● **LISTING**
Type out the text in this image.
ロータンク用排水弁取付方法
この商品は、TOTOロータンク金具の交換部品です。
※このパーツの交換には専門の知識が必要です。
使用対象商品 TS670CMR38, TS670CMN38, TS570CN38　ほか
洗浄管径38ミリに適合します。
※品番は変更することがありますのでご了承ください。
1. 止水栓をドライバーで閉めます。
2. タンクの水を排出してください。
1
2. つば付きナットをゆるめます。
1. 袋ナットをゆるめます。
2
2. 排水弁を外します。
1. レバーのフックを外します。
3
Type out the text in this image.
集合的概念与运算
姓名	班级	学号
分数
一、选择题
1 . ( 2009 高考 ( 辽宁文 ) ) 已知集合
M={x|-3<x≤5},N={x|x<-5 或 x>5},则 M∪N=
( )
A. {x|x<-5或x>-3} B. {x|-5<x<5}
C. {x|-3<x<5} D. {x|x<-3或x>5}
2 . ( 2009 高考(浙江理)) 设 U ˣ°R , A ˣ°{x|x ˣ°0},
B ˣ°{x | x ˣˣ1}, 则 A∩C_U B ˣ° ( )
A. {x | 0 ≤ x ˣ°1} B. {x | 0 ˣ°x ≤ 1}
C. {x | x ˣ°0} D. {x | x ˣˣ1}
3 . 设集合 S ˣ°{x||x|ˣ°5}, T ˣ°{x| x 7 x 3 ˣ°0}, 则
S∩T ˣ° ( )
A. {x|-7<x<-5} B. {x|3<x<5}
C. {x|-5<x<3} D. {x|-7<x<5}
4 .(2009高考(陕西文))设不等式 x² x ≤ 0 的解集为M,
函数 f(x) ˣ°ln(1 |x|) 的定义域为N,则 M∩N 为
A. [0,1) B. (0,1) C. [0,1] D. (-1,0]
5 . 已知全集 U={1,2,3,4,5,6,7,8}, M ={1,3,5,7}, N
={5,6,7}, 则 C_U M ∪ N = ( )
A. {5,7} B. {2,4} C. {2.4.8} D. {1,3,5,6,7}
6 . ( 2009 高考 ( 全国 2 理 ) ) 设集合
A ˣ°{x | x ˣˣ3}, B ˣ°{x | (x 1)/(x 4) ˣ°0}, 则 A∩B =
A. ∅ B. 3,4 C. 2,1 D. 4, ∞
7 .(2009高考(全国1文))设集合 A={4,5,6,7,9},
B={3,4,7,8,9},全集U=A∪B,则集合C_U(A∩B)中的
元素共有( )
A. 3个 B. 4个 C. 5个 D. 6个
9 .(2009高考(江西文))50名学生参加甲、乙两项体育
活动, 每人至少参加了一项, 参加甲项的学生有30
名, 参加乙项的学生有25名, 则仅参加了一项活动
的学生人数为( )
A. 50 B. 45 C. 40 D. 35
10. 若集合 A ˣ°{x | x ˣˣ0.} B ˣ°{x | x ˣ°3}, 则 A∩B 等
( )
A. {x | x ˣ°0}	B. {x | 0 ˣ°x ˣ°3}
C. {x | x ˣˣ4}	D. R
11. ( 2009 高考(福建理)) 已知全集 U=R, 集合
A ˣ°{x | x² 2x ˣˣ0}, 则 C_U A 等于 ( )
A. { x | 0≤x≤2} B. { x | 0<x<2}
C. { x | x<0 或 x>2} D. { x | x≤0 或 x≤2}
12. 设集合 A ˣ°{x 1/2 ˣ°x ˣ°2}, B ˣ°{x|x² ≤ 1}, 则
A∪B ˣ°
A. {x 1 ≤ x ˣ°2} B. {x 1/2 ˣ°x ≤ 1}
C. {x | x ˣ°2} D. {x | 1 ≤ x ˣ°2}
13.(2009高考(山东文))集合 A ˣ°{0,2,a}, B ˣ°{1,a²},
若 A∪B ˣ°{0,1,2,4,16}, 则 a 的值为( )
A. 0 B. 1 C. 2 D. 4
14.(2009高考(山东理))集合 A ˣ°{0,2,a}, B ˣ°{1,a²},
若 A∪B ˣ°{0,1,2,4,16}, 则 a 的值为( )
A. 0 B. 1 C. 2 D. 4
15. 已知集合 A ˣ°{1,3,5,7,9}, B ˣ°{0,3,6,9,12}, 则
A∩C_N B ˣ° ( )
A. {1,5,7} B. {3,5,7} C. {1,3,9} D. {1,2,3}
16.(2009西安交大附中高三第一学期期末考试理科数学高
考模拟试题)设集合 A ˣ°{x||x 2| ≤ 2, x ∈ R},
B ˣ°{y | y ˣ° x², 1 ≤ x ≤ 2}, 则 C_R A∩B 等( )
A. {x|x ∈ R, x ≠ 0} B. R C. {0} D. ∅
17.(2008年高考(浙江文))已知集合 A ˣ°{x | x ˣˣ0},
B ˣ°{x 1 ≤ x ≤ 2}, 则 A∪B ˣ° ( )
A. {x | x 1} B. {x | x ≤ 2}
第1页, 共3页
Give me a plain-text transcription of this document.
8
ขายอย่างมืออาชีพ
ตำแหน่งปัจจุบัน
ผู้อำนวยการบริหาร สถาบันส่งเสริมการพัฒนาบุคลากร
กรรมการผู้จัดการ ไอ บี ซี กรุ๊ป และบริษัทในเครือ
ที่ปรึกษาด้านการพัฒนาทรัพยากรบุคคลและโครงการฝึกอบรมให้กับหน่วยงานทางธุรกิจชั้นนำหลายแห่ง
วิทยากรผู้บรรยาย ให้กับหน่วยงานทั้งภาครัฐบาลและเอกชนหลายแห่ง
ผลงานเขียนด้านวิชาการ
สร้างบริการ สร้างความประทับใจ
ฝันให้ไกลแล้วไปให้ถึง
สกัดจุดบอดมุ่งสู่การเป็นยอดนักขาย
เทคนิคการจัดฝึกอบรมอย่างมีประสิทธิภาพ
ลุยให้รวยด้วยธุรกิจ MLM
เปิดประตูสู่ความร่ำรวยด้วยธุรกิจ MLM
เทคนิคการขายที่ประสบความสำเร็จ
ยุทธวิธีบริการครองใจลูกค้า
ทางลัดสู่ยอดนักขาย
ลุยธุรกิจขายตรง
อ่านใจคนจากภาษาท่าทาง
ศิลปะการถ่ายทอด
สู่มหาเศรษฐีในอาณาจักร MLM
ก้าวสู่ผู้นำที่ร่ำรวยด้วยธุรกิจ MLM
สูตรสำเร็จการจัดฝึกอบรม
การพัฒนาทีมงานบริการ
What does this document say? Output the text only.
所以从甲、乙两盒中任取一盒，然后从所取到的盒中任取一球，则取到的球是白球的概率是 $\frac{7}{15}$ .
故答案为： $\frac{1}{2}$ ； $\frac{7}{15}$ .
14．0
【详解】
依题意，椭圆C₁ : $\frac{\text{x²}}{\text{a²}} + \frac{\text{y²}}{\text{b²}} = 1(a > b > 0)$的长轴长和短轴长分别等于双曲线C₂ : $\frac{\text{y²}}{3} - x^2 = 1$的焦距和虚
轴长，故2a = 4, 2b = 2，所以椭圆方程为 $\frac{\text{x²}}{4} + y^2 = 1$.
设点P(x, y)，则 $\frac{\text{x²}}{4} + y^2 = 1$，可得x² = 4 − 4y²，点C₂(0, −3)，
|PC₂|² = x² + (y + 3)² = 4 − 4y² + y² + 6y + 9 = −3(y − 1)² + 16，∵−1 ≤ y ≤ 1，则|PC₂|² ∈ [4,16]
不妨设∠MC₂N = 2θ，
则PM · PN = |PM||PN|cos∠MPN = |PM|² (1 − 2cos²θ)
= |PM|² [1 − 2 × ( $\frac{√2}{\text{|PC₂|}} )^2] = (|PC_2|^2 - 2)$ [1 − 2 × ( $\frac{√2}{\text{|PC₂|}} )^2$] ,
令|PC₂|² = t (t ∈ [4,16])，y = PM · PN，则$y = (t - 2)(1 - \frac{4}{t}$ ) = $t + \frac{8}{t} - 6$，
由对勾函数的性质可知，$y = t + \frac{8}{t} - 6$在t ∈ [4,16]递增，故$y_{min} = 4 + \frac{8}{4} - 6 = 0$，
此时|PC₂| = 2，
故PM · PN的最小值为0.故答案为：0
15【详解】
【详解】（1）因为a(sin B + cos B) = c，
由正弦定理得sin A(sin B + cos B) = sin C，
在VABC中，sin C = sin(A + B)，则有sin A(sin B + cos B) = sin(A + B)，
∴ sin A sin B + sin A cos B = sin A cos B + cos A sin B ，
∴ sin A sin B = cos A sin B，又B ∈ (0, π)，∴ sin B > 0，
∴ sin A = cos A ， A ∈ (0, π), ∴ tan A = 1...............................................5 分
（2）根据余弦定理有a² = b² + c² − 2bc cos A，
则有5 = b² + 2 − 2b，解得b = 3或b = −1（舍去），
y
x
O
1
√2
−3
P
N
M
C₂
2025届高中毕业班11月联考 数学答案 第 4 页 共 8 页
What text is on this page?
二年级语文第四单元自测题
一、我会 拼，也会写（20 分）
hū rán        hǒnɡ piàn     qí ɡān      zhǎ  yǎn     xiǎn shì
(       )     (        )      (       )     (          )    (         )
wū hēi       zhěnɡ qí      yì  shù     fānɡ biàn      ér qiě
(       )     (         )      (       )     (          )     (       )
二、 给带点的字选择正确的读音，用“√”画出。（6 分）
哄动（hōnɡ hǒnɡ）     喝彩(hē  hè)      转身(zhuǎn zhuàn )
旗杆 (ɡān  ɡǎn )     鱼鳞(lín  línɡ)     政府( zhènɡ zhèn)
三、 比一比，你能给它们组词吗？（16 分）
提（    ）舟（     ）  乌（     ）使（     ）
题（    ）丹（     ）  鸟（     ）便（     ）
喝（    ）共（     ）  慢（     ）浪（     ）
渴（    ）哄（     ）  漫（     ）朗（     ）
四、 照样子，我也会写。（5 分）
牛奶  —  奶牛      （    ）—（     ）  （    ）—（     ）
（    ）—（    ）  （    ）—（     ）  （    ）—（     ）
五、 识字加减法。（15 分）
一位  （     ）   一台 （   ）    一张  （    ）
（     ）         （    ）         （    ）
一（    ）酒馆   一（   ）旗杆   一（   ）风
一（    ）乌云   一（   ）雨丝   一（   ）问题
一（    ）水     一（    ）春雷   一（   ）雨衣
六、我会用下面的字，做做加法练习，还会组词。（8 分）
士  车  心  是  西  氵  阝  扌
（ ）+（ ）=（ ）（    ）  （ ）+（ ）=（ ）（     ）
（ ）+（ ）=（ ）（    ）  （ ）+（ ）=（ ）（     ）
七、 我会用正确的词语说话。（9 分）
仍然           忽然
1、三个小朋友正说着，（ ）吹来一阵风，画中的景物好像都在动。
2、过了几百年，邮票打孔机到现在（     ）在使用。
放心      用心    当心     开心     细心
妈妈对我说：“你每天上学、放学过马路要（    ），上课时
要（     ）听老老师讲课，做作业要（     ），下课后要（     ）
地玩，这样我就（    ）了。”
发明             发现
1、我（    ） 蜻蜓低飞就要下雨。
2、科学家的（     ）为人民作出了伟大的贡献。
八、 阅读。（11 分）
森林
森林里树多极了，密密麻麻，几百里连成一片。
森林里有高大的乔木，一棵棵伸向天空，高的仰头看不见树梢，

● **WHAT YOU SHOULD DO**
Check each line of the data above for the word "กขาย", then state how many lines have it. Give the number alone.

● **RIGHT ANSWER**
2